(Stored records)
[Begin]
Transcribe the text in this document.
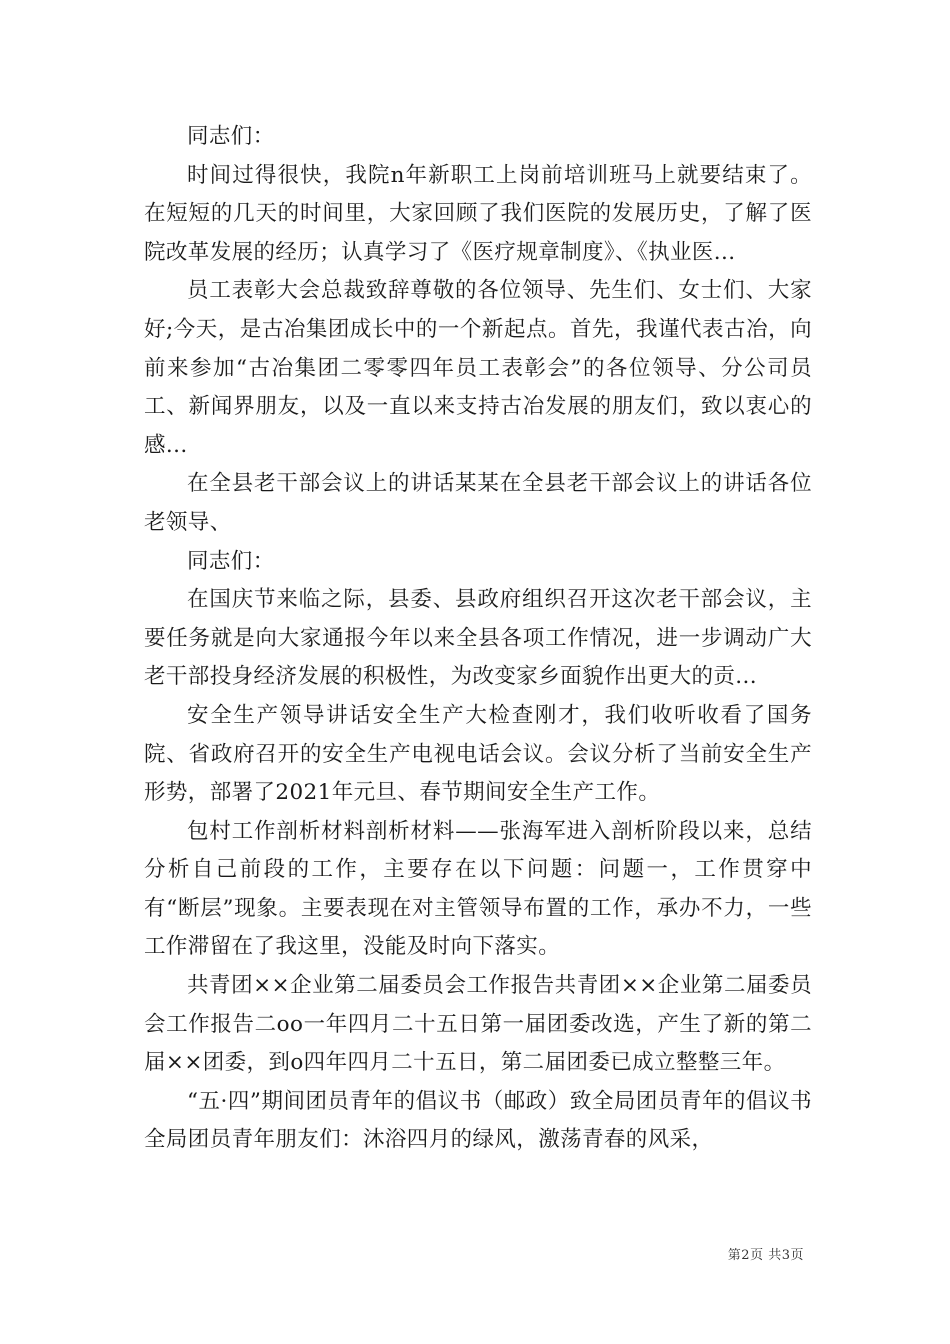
同志们：

时间过得很快，我院n年新职工上岗前培训班马上就要结束了。在短短的几天的时间里，大家回顾了我们医院的发展历史，了解了医院改革发展的经历；认真学习了《医疗规章制度》、《执业医...

员工表彰大会总裁致辞尊敬的各位领导、先生们、女士们、大家好;今天，是古冶集团成长中的一个新起点。首先，我谨代表古冶，向前来参加“古冶集团二零零四年员工表彰会”的各位领导、分公司员工、新闻界朋友，以及一直以来支持古冶发展的朋友们，致以衷心的感...

在全县老干部会议上的讲话某某在全县老干部会议上的讲话各位老领导、

同志们：

在国庆节来临之际，县委、县政府组织召开这次老干部会议，主要任务就是向大家通报今年以来全县各项工作情况，进一步调动广大老干部投身经济发展的积极性，为改变家乡面貌作出更大的贡...

安全生产领导讲话安全生产大检查刚才，我们收听收看了国务院、省政府召开的安全生产电视电话会议。会议分析了当前安全生产形势，部署了2021年元旦、春节期间安全生产工作。

包村工作剖析材料剖析材料——张海军进入剖析阶段以来，总结分析自己前段的工作，主要存在以下问题：问题一，工作贯穿中有“断层”现象。主要表现在对主管领导布置的工作，承办不力，一些工作滞留在了我这里，没能及时向下落实。

共青团××企业第二届委员会工作报告共青团××企业第二届委员会工作报告二oo一年四月二十五日第一届团委改选，产生了新的第二届××团委，到o四年四月二十五日，第二届团委已成立整整三年。

“五·四”期间团员青年的倡议书（邮政）致全局团员青年的倡议书全局团员青年朋友们：沐浴四月的绿风，激荡青春的风采，

第2页 共3页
[End]
**GIVEN REQUEST:** Your copy should repeat each entry above exactly but contain no pictures.

**EXERCISE OUTPUT:**
Transcribe the text in this document.
同志们：

时间过得很快，我院n年新职工上岗前培训班马上就要结束了。在短短的几天的时间里，大家回顾了我们医院的发展历史，了解了医院改革发展的经历；认真学习了《医疗规章制度》、《执业医...

员工表彰大会总裁致辞尊敬的各位领导、先生们、女士们、大家好;今天，是古冶集团成长中的一个新起点。首先，我谨代表古冶，向前来参加“古冶集团二零零四年员工表彰会”的各位领导、分公司员工、新闻界朋友，以及一直以来支持古冶发展的朋友们，致以衷心的感...

在全县老干部会议上的讲话某某在全县老干部会议上的讲话各位老领导、

同志们：

在国庆节来临之际，县委、县政府组织召开这次老干部会议，主要任务就是向大家通报今年以来全县各项工作情况，进一步调动广大老干部投身经济发展的积极性，为改变家乡面貌作出更大的贡...

安全生产领导讲话安全生产大检查刚才，我们收听收看了国务院、省政府召开的安全生产电视电话会议。会议分析了当前安全生产形势，部署了2021年元旦、春节期间安全生产工作。

包村工作剖析材料剖析材料——张海军进入剖析阶段以来，总结分析自己前段的工作，主要存在以下问题：问题一，工作贯穿中有“断层”现象。主要表现在对主管领导布置的工作，承办不力，一些工作滞留在了我这里，没能及时向下落实。

共青团××企业第二届委员会工作报告共青团××企业第二届委员会工作报告二oo一年四月二十五日第一届团委改选，产生了新的第二届××团委，到o四年四月二十五日，第二届团委已成立整整三年。

“五·四”期间团员青年的倡议书（邮政）致全局团员青年的倡议书全局团员青年朋友们：沐浴四月的绿风，激荡青春的风采，

第2页 共3页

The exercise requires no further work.